• [TEXT PROVIDED]:
- - - - -

Definitely the latter. If it was absent completely it would stop scrolling as soon as your finger left the screen and feel very artificial and unintuitive
 

Salvor Hardin

macrumors 6502
Jun 24, 2013
250
242
When did they first make this change to Safari? I've seen people talking about it since at least iOS 7. Very strange that they'd change something that was commonly the reason why people felt that both the iPhone and iPad felt like magic when they were first released. The current scrolling feels more like using like a slow scrollwheel when before it felt very 1:1 to your movement which is how the rest of iOS still handles it.
 

Michael Goff

Suspended
Jul 5, 2012
13,329
7,421
UI is smoother in general for some reason. I think it might have something to do with being made with Swift 2.0, but can't be sure.

- - - - -

• [ENTRIES]:
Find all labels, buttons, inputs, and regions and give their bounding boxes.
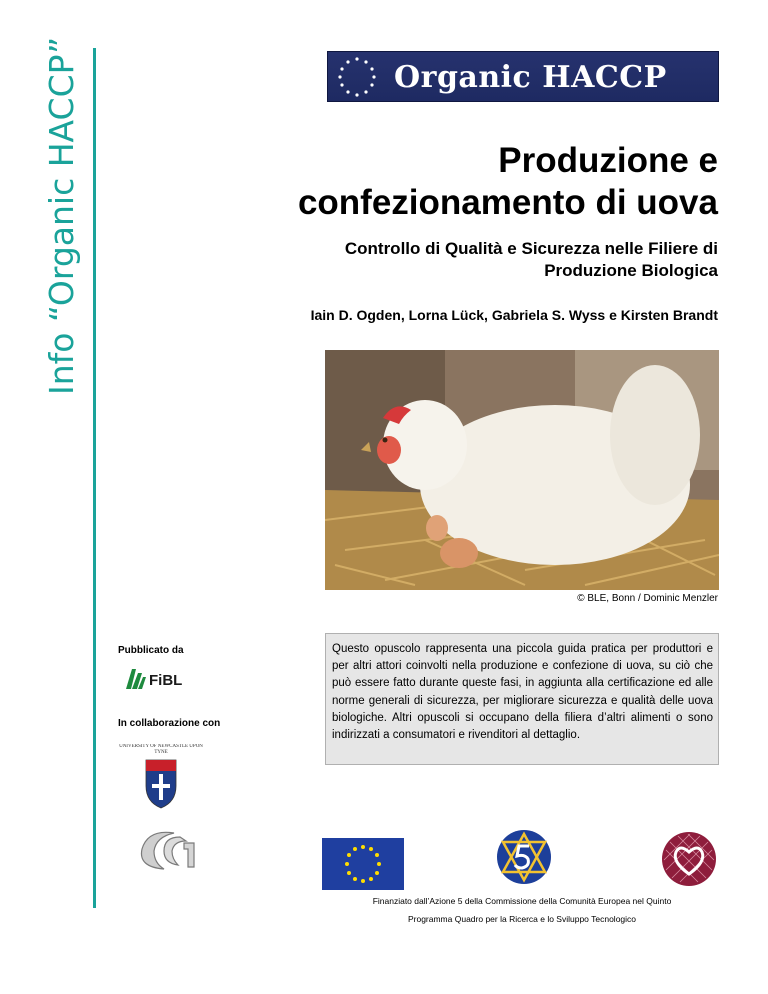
page-subtitle — [118, 238, 718, 282]
eu-star-circle-icon — [334, 55, 380, 99]
banner-text: Organic HACCP — [394, 60, 667, 95]
title-line-2: confezionamento di uova — [297, 183, 718, 222]
subtitle-line-1: Controllo di Qualità e Sicurezza nelle Filiere di — [344, 239, 718, 258]
eu-flag-icon — [322, 838, 404, 890]
subtitle-line-2: Produzione Biologica — [544, 261, 718, 280]
collaboration-label: In collaborazione con — [118, 718, 221, 729]
fibl-logo-text: FiBL — [149, 672, 183, 689]
funding-line-1: Finanziato dall’Azione 5 della Commissione della Comunità Europea nel Quinto — [372, 896, 672, 906]
funding-line-2: Programma Quadro per la Ricerca e lo Sviluppo Tecnologico — [407, 914, 637, 924]
side-rule — [93, 48, 96, 908]
maroon-lattice-logo — [660, 830, 718, 888]
organic-haccp-banner — [327, 51, 719, 102]
published-by-label: Pubblicato da — [118, 645, 184, 656]
series-vertical-title: Info “Organic HACCP” — [42, 36, 81, 395]
funding-note — [325, 892, 719, 928]
authors: Iain D. Ogden, Lorna Lück, Gabriela S. Wyss e Kirsten Brandt — [310, 307, 718, 323]
summary-box: Questo opuscolo rappresenta una piccola guida pratica per produttori e per altri attori coinvolti nella produzione e confezione di uova, su ciò che può essere fatto durante queste fasi, in aggiunta alla certificazione ed alle norme generali di sicurezza, per migliorare sicurezza e qualità delle uova biologiche. Altri opuscoli si occupano della filiera d’altri alimenti o sono indirizzati a consumatori e rivenditori al dettaglio. — [325, 633, 719, 765]
fifth-framework-logo — [495, 828, 553, 886]
hen-nest-photo — [325, 350, 719, 590]
newcastle-university-logo — [118, 744, 204, 810]
newcastle-logo-text: UNIVERSITY OF NEWCASTLE UPON TYNE — [119, 744, 203, 755]
photo-credit: © BLE, Bonn / Dominic Menzler — [577, 593, 718, 604]
fibl-logo — [122, 663, 202, 691]
page-title — [118, 140, 718, 224]
cnr-logo — [134, 827, 200, 873]
title-line-1: Produzione e — [498, 141, 718, 180]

- - - - -

• [INSTRUCTION]: Extend the forum thread on Safari scrolling, picking up after its final post.

• [ANSWER BELOW]:
C DM

macrumors Sandy Bridge
Oct 17, 2011
51,390
19,458
When did they first make this change to Safari? I've seen people talking about it since at least iOS 7. Very strange that they'd change something that was commonly the reason why people felt that both the iPhone and iPad felt like magic when they were first released. The current scrolling feels more like using like a slow scrollwheel when before it felt very 1:1 to your movement which is how the rest of iOS still handles it.
Hard to say. Not sure it was really supported all the way at all, or perhaps quite a ways back at least.